§ TASK PROMPT: Copy the full set of lines exactly as given.

[START OF DATA TO PROCESS]

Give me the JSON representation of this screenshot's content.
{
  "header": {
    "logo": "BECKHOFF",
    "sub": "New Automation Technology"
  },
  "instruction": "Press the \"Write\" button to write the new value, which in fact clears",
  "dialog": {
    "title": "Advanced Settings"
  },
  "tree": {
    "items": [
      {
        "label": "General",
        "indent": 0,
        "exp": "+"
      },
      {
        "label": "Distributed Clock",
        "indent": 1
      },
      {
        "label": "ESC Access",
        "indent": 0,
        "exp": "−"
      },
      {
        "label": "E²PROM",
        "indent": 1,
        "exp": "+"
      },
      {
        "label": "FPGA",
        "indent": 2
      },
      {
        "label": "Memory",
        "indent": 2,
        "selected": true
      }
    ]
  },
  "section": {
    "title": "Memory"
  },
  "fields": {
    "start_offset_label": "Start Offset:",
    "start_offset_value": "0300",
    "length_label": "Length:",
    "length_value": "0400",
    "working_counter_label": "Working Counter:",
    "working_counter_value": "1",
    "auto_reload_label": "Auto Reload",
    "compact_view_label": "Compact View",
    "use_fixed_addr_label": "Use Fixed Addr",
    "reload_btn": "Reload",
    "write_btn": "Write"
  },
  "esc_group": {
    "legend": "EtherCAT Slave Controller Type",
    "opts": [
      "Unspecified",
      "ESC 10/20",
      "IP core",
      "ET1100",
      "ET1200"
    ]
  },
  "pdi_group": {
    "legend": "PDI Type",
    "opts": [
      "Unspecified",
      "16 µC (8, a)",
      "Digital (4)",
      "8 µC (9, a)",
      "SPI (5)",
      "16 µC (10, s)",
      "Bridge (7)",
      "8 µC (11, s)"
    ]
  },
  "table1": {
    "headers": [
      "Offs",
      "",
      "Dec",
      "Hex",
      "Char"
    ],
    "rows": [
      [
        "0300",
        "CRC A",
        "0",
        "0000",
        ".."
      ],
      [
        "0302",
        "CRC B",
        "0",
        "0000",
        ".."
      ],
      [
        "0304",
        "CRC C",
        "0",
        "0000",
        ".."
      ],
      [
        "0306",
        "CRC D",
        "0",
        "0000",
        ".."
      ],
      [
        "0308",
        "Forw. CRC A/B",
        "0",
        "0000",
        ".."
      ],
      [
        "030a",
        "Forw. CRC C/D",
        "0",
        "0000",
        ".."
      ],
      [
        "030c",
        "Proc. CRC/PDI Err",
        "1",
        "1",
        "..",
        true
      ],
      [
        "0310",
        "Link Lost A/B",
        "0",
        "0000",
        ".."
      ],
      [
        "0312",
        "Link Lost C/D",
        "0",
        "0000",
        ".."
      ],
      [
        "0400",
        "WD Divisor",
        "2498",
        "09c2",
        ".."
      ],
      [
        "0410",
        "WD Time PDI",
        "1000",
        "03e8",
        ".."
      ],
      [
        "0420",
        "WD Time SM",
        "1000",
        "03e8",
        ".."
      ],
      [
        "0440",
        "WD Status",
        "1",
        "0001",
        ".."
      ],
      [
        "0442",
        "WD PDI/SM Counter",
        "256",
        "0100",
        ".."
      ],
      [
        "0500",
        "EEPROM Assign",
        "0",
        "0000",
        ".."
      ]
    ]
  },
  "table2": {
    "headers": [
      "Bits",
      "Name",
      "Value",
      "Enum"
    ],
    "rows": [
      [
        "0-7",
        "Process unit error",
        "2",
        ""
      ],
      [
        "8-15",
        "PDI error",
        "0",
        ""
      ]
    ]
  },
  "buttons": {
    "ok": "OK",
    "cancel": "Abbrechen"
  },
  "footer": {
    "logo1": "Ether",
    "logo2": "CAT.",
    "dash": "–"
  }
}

[END OF DATA TO PROCESS]

§ WRITTEN SOLUTION:
Give me the JSON representation of this screenshot's content.
{
  "header": {
    "logo": "BECKHOFF",
    "sub": "New Automation Technology"
  },
  "instruction": "Press the \"Write\" button to write the new value, which in fact clears",
  "dialog": {
    "title": "Advanced Settings"
  },
  "tree": {
    "items": [
      {
        "label": "General",
        "indent": 0,
        "exp": "+"
      },
      {
        "label": "Distributed Clock",
        "indent": 1
      },
      {
        "label": "ESC Access",
        "indent": 0,
        "exp": "−"
      },
      {
        "label": "E²PROM",
        "indent": 1,
        "exp": "+"
      },
      {
        "label": "FPGA",
        "indent": 2
      },
      {
        "label": "Memory",
        "indent": 2,
        "selected": true
      }
    ]
  },
  "section": {
    "title": "Memory"
  },
  "fields": {
    "start_offset_label": "Start Offset:",
    "start_offset_value": "0300",
    "length_label": "Length:",
    "length_value": "0400",
    "working_counter_label": "Working Counter:",
    "working_counter_value": "1",
    "auto_reload_label": "Auto Reload",
    "compact_view_label": "Compact View",
    "use_fixed_addr_label": "Use Fixed Addr",
    "reload_btn": "Reload",
    "write_btn": "Write"
  },
  "esc_group": {
    "legend": "EtherCAT Slave Controller Type",
    "opts": [
      "Unspecified",
      "ESC 10/20",
      "IP core",
      "ET1100",
      "ET1200"
    ]
  },
  "pdi_group": {
    "legend": "PDI Type",
    "opts": [
      "Unspecified",
      "16 µC (8, a)",
      "Digital (4)",
      "8 µC (9, a)",
      "SPI (5)",
      "16 µC (10, s)",
      "Bridge (7)",
      "8 µC (11, s)"
    ]
  },
  "table1": {
    "headers": [
      "Offs",
      "",
      "Dec",
      "Hex",
      "Char"
    ],
    "rows": [
      [
        "0300",
        "CRC A",
        "0",
        "0000",
        ".."
      ],
      [
        "0302",
        "CRC B",
        "0",
        "0000",
        ".."
      ],
      [
        "0304",
        "CRC C",
        "0",
        "0000",
        ".."
      ],
      [
        "0306",
        "CRC D",
        "0",
        "0000",
        ".."
      ],
      [
        "0308",
        "Forw. CRC A/B",
        "0",
        "0000",
        ".."
      ],
      [
        "030a",
        "Forw. CRC C/D",
        "0",
        "0000",
        ".."
      ],
      [
        "030c",
        "Proc. CRC/PDI Err",
        "1",
        "1",
        "..",
        true
      ],
      [
        "0310",
        "Link Lost A/B",
        "0",
        "0000",
        ".."
      ],
      [
        "0312",
        "Link Lost C/D",
        "0",
        "0000",
        ".."
      ],
      [
        "0400",
        "WD Divisor",
        "2498",
        "09c2",
        ".."
      ],
      [
        "0410",
        "WD Time PDI",
        "1000",
        "03e8",
        ".."
      ],
      [
        "0420",
        "WD Time SM",
        "1000",
        "03e8",
        ".."
      ],
      [
        "0440",
        "WD Status",
        "1",
        "0001",
        ".."
      ],
      [
        "0442",
        "WD PDI/SM Counter",
        "256",
        "0100",
        ".."
      ],
      [
        "0500",
        "EEPROM Assign",
        "0",
        "0000",
        ".."
      ]
    ]
  },
  "table2": {
    "headers": [
      "Bits",
      "Name",
      "Value",
      "Enum"
    ],
    "rows": [
      [
        "0-7",
        "Process unit error",
        "2",
        ""
      ],
      [
        "8-15",
        "PDI error",
        "0",
        ""
      ]
    ]
  },
  "buttons": {
    "ok": "OK",
    "cancel": "Abbrechen"
  },
  "footer": {
    "logo1": "Ether",
    "logo2": "CAT.",
    "dash": "–"
  }
}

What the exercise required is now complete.